• _EXERCISE BRIEF_:
Please return each of the entries that follow, unchanged in every word.

Segment Start: RECORDED DATA

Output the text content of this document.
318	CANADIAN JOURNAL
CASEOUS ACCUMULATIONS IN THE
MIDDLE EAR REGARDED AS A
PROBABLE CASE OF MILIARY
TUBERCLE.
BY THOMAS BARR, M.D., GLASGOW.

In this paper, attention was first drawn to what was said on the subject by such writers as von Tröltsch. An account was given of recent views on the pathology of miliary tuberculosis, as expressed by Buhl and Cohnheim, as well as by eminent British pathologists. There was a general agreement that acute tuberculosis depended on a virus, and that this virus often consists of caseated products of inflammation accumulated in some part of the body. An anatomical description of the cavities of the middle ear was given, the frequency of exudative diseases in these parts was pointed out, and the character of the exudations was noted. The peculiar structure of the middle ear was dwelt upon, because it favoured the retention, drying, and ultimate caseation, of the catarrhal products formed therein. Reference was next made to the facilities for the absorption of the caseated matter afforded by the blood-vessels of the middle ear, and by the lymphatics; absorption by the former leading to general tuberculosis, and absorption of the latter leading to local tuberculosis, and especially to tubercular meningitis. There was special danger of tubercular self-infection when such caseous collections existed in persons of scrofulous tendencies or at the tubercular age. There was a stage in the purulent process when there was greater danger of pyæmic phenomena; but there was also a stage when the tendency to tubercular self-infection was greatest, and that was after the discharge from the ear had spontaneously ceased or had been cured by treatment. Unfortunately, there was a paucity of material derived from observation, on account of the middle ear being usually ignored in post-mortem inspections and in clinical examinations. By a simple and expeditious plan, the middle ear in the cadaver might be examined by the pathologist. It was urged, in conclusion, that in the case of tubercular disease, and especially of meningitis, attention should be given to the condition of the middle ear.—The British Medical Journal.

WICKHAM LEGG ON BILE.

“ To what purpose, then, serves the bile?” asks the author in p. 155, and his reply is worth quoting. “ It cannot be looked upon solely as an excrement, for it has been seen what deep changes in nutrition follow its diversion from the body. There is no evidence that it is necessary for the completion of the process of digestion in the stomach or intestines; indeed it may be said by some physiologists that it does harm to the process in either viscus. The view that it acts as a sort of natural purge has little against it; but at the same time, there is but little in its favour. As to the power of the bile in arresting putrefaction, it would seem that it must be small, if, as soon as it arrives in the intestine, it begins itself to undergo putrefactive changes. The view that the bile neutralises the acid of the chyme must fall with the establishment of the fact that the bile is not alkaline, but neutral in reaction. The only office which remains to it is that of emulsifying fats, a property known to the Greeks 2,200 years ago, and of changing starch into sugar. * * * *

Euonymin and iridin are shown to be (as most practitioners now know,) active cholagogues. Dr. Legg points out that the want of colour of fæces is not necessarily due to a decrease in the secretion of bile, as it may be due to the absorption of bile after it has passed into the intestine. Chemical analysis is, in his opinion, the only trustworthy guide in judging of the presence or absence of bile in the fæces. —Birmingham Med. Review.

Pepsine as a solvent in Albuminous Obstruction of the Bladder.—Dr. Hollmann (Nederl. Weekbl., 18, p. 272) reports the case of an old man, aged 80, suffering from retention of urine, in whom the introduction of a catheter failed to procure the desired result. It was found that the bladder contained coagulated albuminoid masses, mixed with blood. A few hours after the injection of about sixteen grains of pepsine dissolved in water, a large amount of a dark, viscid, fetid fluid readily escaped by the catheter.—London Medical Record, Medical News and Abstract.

Segment End: RECORDED DATA

• _OUTPUT_:
Output the text content of this document.
318	CANADIAN JOURNAL
CASEOUS ACCUMULATIONS IN THE
MIDDLE EAR REGARDED AS A
PROBABLE CASE OF MILIARY
TUBERCLE.
BY THOMAS BARR, M.D., GLASGOW.

In this paper, attention was first drawn to what was said on the subject by such writers as von Tröltsch. An account was given of recent views on the pathology of miliary tuberculosis, as expressed by Buhl and Cohnheim, as well as by eminent British pathologists. There was a general agreement that acute tuberculosis depended on a virus, and that this virus often consists of caseated products of inflammation accumulated in some part of the body. An anatomical description of the cavities of the middle ear was given, the frequency of exudative diseases in these parts was pointed out, and the character of the exudations was noted. The peculiar structure of the middle ear was dwelt upon, because it favoured the retention, drying, and ultimate caseation, of the catarrhal products formed therein. Reference was next made to the facilities for the absorption of the caseated matter afforded by the blood-vessels of the middle ear, and by the lymphatics; absorption by the former leading to general tuberculosis, and absorption of the latter leading to local tuberculosis, and especially to tubercular meningitis. There was special danger of tubercular self-infection when such caseous collections existed in persons of scrofulous tendencies or at the tubercular age. There was a stage in the purulent process when there was greater danger of pyæmic phenomena; but there was also a stage when the tendency to tubercular self-infection was greatest, and that was after the discharge from the ear had spontaneously ceased or had been cured by treatment. Unfortunately, there was a paucity of material derived from observation, on account of the middle ear being usually ignored in post-mortem inspections and in clinical examinations. By a simple and expeditious plan, the middle ear in the cadaver might be examined by the pathologist. It was urged, in conclusion, that in the case of tubercular disease, and especially of meningitis, attention should be given to the condition of the middle ear.—The British Medical Journal.

WICKHAM LEGG ON BILE.

“ To what purpose, then, serves the bile?” asks the author in p. 155, and his reply is worth quoting. “ It cannot be looked upon solely as an excrement, for it has been seen what deep changes in nutrition follow its diversion from the body. There is no evidence that it is necessary for the completion of the process of digestion in the stomach or intestines; indeed it may be said by some physiologists that it does harm to the process in either viscus. The view that it acts as a sort of natural purge has little against it; but at the same time, there is but little in its favour. As to the power of the bile in arresting putrefaction, it would seem that it must be small, if, as soon as it arrives in the intestine, it begins itself to undergo putrefactive changes. The view that the bile neutralises the acid of the chyme must fall with the establishment of the fact that the bile is not alkaline, but neutral in reaction. The only office which remains to it is that of emulsifying fats, a property known to the Greeks 2,200 years ago, and of changing starch into sugar. * * * *

Euonymin and iridin are shown to be (as most practitioners now know,) active cholagogues. Dr. Legg points out that the want of colour of fæces is not necessarily due to a decrease in the secretion of bile, as it may be due to the absorption of bile after it has passed into the intestine. Chemical analysis is, in his opinion, the only trustworthy guide in judging of the presence or absence of bile in the fæces. —Birmingham Med. Review.

Pepsine as a solvent in Albuminous Obstruction of the Bladder.—Dr. Hollmann (Nederl. Weekbl., 18, p. 272) reports the case of an old man, aged 80, suffering from retention of urine, in whom the introduction of a catheter failed to procure the desired result. It was found that the bladder contained coagulated albuminoid masses, mixed with blood. A few hours after the injection of about sixteen grains of pepsine dissolved in water, a large amount of a dark, viscid, fetid fluid readily escaped by the catheter.—London Medical Record, Medical News and Abstract.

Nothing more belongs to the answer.